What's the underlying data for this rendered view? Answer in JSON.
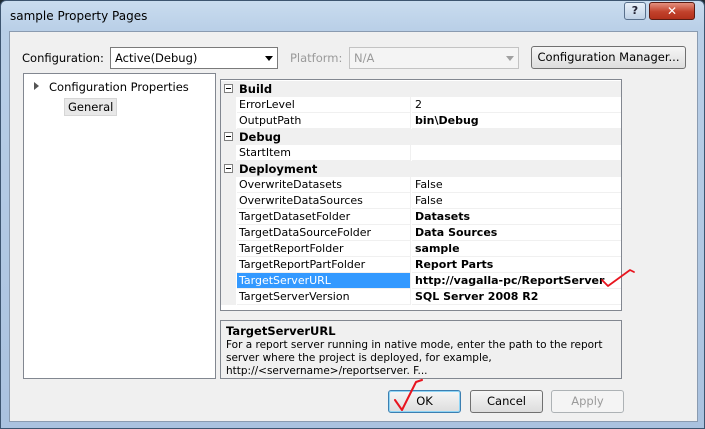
{
  "window": {
    "title": "sample Property Pages",
    "help_label": "?",
    "close_label": "✕"
  },
  "config_bar": {
    "configuration_label": "Configuration:",
    "configuration_value": "Active(Debug)",
    "platform_label": "Platform:",
    "platform_value": "N/A",
    "manager_button": "Configuration Manager..."
  },
  "tree": {
    "root": "Configuration Properties",
    "child": "General"
  },
  "property_grid": {
    "build": {
      "category": "Build",
      "error_level": {
        "name": "ErrorLevel",
        "value": "2"
      },
      "output_path": {
        "name": "OutputPath",
        "value": "bin\\Debug"
      }
    },
    "debug": {
      "category": "Debug",
      "start_item": {
        "name": "StartItem",
        "value": ""
      }
    },
    "deployment": {
      "category": "Deployment",
      "overwrite_datasets": {
        "name": "OverwriteDatasets",
        "value": "False"
      },
      "overwrite_datasources": {
        "name": "OverwriteDataSources",
        "value": "False"
      },
      "target_dataset_folder": {
        "name": "TargetDatasetFolder",
        "value": "Datasets"
      },
      "target_datasource_folder": {
        "name": "TargetDataSourceFolder",
        "value": "Data Sources"
      },
      "target_report_folder": {
        "name": "TargetReportFolder",
        "value": "sample"
      },
      "target_reportpart_folder": {
        "name": "TargetReportPartFolder",
        "value": "Report Parts"
      },
      "target_server_url": {
        "name": "TargetServerURL",
        "value": "http://vagalla-pc/ReportServer"
      },
      "target_server_version": {
        "name": "TargetServerVersion",
        "value": "SQL Server 2008 R2"
      }
    }
  },
  "description": {
    "title": "TargetServerURL",
    "text": "For a report server running in native mode, enter the path to the report server where the project is deployed, for example, http://<servername>/reportserver. F..."
  },
  "buttons": {
    "ok": "OK",
    "cancel": "Cancel",
    "apply": "Apply"
  },
  "colors": {
    "selection": "#3399ff",
    "annotation_red": "#e8141e"
  }
}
:::::
Request
Write out all the entries exactly, except for the pictures.

Written answer
What's the underlying data for this rendered view? Answer in JSON.
{
  "window": {
    "title": "sample Property Pages",
    "help_label": "?",
    "close_label": "✕"
  },
  "config_bar": {
    "configuration_label": "Configuration:",
    "configuration_value": "Active(Debug)",
    "platform_label": "Platform:",
    "platform_value": "N/A",
    "manager_button": "Configuration Manager..."
  },
  "tree": {
    "root": "Configuration Properties",
    "child": "General"
  },
  "property_grid": {
    "build": {
      "category": "Build",
      "error_level": {
        "name": "ErrorLevel",
        "value": "2"
      },
      "output_path": {
        "name": "OutputPath",
        "value": "bin\\Debug"
      }
    },
    "debug": {
      "category": "Debug",
      "start_item": {
        "name": "StartItem",
        "value": ""
      }
    },
    "deployment": {
      "category": "Deployment",
      "overwrite_datasets": {
        "name": "OverwriteDatasets",
        "value": "False"
      },
      "overwrite_datasources": {
        "name": "OverwriteDataSources",
        "value": "False"
      },
      "target_dataset_folder": {
        "name": "TargetDatasetFolder",
        "value": "Datasets"
      },
      "target_datasource_folder": {
        "name": "TargetDataSourceFolder",
        "value": "Data Sources"
      },
      "target_report_folder": {
        "name": "TargetReportFolder",
        "value": "sample"
      },
      "target_reportpart_folder": {
        "name": "TargetReportPartFolder",
        "value": "Report Parts"
      },
      "target_server_url": {
        "name": "TargetServerURL",
        "value": "http://vagalla-pc/ReportServer"
      },
      "target_server_version": {
        "name": "TargetServerVersion",
        "value": "SQL Server 2008 R2"
      }
    }
  },
  "description": {
    "title": "TargetServerURL",
    "text": "For a report server running in native mode, enter the path to the report server where the project is deployed, for example, http://<servername>/reportserver. F..."
  },
  "buttons": {
    "ok": "OK",
    "cancel": "Cancel",
    "apply": "Apply"
  },
  "colors": {
    "selection": "#3399ff",
    "annotation_red": "#e8141e"
  }
}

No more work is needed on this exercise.